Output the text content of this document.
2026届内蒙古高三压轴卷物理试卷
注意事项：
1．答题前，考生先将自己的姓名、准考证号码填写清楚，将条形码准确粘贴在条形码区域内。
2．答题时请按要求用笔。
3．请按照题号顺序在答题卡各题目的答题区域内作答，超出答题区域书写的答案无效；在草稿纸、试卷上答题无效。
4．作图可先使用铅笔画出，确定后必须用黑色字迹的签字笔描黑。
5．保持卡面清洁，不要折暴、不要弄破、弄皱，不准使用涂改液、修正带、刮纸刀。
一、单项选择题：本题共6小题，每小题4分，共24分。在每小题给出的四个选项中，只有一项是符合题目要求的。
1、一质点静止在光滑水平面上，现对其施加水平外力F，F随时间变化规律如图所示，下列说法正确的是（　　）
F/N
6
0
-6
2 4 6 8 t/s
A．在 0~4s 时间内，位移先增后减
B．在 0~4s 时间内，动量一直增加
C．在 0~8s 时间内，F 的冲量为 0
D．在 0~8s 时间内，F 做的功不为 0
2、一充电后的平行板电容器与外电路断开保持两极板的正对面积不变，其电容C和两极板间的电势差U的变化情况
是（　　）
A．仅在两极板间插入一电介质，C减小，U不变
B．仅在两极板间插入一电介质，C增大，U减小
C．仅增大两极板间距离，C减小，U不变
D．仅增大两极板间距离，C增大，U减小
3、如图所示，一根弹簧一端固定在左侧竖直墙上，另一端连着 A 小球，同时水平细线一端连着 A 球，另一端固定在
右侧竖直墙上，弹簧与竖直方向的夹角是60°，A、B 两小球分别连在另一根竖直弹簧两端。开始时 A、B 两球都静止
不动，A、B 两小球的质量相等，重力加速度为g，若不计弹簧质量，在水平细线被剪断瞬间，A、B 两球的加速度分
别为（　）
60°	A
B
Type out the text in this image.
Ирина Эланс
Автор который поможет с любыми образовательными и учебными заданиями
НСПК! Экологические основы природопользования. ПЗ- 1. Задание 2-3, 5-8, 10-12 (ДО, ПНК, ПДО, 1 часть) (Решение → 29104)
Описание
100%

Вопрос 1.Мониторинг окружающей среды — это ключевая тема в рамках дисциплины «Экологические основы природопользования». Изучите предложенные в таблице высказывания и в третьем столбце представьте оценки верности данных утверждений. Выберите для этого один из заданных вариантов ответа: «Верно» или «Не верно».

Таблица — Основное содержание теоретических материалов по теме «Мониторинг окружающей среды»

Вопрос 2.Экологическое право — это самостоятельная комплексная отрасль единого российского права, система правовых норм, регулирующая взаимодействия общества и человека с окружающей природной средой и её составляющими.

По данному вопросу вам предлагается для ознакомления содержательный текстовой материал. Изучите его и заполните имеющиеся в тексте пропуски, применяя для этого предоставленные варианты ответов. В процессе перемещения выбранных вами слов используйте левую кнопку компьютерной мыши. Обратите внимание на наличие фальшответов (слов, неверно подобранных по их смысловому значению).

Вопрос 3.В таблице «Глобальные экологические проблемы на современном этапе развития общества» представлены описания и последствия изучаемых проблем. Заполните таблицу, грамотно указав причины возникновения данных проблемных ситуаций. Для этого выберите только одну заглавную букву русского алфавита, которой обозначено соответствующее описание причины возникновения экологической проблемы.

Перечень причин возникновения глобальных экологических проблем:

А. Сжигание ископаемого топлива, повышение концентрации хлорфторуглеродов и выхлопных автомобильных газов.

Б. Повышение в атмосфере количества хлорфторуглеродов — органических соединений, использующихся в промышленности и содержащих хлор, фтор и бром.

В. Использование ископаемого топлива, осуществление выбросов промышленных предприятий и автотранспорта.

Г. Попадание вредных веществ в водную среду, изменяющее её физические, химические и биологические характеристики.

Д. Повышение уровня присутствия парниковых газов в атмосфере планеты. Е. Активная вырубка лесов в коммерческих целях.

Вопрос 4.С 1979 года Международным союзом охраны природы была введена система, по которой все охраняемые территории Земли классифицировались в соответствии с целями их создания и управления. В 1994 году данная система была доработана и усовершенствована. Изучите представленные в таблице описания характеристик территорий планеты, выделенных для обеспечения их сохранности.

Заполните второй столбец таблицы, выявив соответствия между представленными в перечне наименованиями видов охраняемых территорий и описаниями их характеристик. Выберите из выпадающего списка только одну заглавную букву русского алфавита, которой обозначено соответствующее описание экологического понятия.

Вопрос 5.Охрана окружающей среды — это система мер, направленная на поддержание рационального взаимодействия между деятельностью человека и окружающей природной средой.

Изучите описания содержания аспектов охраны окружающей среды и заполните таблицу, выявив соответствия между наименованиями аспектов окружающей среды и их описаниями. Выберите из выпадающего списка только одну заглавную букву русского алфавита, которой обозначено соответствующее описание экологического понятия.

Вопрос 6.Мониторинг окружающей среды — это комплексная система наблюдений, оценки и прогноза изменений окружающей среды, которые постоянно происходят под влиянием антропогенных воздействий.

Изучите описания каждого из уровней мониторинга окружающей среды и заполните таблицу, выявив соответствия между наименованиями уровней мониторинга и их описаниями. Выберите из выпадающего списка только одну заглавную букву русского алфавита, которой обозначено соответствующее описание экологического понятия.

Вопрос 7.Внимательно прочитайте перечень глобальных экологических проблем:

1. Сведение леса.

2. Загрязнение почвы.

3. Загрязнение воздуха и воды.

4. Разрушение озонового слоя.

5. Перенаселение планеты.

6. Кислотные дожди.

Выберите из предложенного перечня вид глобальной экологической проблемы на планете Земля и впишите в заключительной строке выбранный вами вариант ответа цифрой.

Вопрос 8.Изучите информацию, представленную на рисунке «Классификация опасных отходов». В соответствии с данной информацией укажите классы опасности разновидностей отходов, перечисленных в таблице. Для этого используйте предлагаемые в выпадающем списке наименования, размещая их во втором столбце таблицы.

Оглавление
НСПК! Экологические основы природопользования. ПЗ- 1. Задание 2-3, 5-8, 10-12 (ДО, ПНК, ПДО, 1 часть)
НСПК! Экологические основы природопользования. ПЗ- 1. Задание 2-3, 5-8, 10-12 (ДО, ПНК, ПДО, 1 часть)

● **GOAL**
All of the data needs to be printed once more, exactly.

● **EXPECTED ANSWER**
Output the text content of this document.
2026届内蒙古高三压轴卷物理试卷
注意事项：
1．答题前，考生先将自己的姓名、准考证号码填写清楚，将条形码准确粘贴在条形码区域内。
2．答题时请按要求用笔。
3．请按照题号顺序在答题卡各题目的答题区域内作答，超出答题区域书写的答案无效；在草稿纸、试卷上答题无效。
4．作图可先使用铅笔画出，确定后必须用黑色字迹的签字笔描黑。
5．保持卡面清洁，不要折暴、不要弄破、弄皱，不准使用涂改液、修正带、刮纸刀。
一、单项选择题：本题共6小题，每小题4分，共24分。在每小题给出的四个选项中，只有一项是符合题目要求的。
1、一质点静止在光滑水平面上，现对其施加水平外力F，F随时间变化规律如图所示，下列说法正确的是（　　）
F/N
6
0
-6
2 4 6 8 t/s
A．在 0~4s 时间内，位移先增后减
B．在 0~4s 时间内，动量一直增加
C．在 0~8s 时间内，F 的冲量为 0
D．在 0~8s 时间内，F 做的功不为 0
2、一充电后的平行板电容器与外电路断开保持两极板的正对面积不变，其电容C和两极板间的电势差U的变化情况
是（　　）
A．仅在两极板间插入一电介质，C减小，U不变
B．仅在两极板间插入一电介质，C增大，U减小
C．仅增大两极板间距离，C减小，U不变
D．仅增大两极板间距离，C增大，U减小
3、如图所示，一根弹簧一端固定在左侧竖直墙上，另一端连着 A 小球，同时水平细线一端连着 A 球，另一端固定在
右侧竖直墙上，弹簧与竖直方向的夹角是60°，A、B 两小球分别连在另一根竖直弹簧两端。开始时 A、B 两球都静止
不动，A、B 两小球的质量相等，重力加速度为g，若不计弹簧质量，在水平细线被剪断瞬间，A、B 两球的加速度分
别为（　）
60°	A
B
Type out the text in this image.
Ирина Эланс
Автор который поможет с любыми образовательными и учебными заданиями
НСПК! Экологические основы природопользования. ПЗ- 1. Задание 2-3, 5-8, 10-12 (ДО, ПНК, ПДО, 1 часть) (Решение → 29104)
Описание
100%

Вопрос 1.Мониторинг окружающей среды — это ключевая тема в рамках дисциплины «Экологические основы природопользования». Изучите предложенные в таблице высказывания и в третьем столбце представьте оценки верности данных утверждений. Выберите для этого один из заданных вариантов ответа: «Верно» или «Не верно».

Таблица — Основное содержание теоретических материалов по теме «Мониторинг окружающей среды»

Вопрос 2.Экологическое право — это самостоятельная комплексная отрасль единого российского права, система правовых норм, регулирующая взаимодействия общества и человека с окружающей природной средой и её составляющими.

По данному вопросу вам предлагается для ознакомления содержательный текстовой материал. Изучите его и заполните имеющиеся в тексте пропуски, применяя для этого предоставленные варианты ответов. В процессе перемещения выбранных вами слов используйте левую кнопку компьютерной мыши. Обратите внимание на наличие фальшответов (слов, неверно подобранных по их смысловому значению).

Вопрос 3.В таблице «Глобальные экологические проблемы на современном этапе развития общества» представлены описания и последствия изучаемых проблем. Заполните таблицу, грамотно указав причины возникновения данных проблемных ситуаций. Для этого выберите только одну заглавную букву русского алфавита, которой обозначено соответствующее описание причины возникновения экологической проблемы.

Перечень причин возникновения глобальных экологических проблем:

А. Сжигание ископаемого топлива, повышение концентрации хлорфторуглеродов и выхлопных автомобильных газов.

Б. Повышение в атмосфере количества хлорфторуглеродов — органических соединений, использующихся в промышленности и содержащих хлор, фтор и бром.

В. Использование ископаемого топлива, осуществление выбросов промышленных предприятий и автотранспорта.

Г. Попадание вредных веществ в водную среду, изменяющее её физические, химические и биологические характеристики.

Д. Повышение уровня присутствия парниковых газов в атмосфере планеты. Е. Активная вырубка лесов в коммерческих целях.

Вопрос 4.С 1979 года Международным союзом охраны природы была введена система, по которой все охраняемые территории Земли классифицировались в соответствии с целями их создания и управления. В 1994 году данная система была доработана и усовершенствована. Изучите представленные в таблице описания характеристик территорий планеты, выделенных для обеспечения их сохранности.

Заполните второй столбец таблицы, выявив соответствия между представленными в перечне наименованиями видов охраняемых территорий и описаниями их характеристик. Выберите из выпадающего списка только одну заглавную букву русского алфавита, которой обозначено соответствующее описание экологического понятия.

Вопрос 5.Охрана окружающей среды — это система мер, направленная на поддержание рационального взаимодействия между деятельностью человека и окружающей природной средой.

Изучите описания содержания аспектов охраны окружающей среды и заполните таблицу, выявив соответствия между наименованиями аспектов окружающей среды и их описаниями. Выберите из выпадающего списка только одну заглавную букву русского алфавита, которой обозначено соответствующее описание экологического понятия.

Вопрос 6.Мониторинг окружающей среды — это комплексная система наблюдений, оценки и прогноза изменений окружающей среды, которые постоянно происходят под влиянием антропогенных воздействий.

Изучите описания каждого из уровней мониторинга окружающей среды и заполните таблицу, выявив соответствия между наименованиями уровней мониторинга и их описаниями. Выберите из выпадающего списка только одну заглавную букву русского алфавита, которой обозначено соответствующее описание экологического понятия.

Вопрос 7.Внимательно прочитайте перечень глобальных экологических проблем:

1. Сведение леса.

2. Загрязнение почвы.

3. Загрязнение воздуха и воды.

4. Разрушение озонового слоя.

5. Перенаселение планеты.

6. Кислотные дожди.

Выберите из предложенного перечня вид глобальной экологической проблемы на планете Земля и впишите в заключительной строке выбранный вами вариант ответа цифрой.

Вопрос 8.Изучите информацию, представленную на рисунке «Классификация опасных отходов». В соответствии с данной информацией укажите классы опасности разновидностей отходов, перечисленных в таблице. Для этого используйте предлагаемые в выпадающем списке наименования, размещая их во втором столбце таблицы.

Оглавление
НСПК! Экологические основы природопользования. ПЗ- 1. Задание 2-3, 5-8, 10-12 (ДО, ПНК, ПДО, 1 часть)
НСПК! Экологические основы природопользования. ПЗ- 1. Задание 2-3, 5-8, 10-12 (ДО, ПНК, ПДО, 1 часть)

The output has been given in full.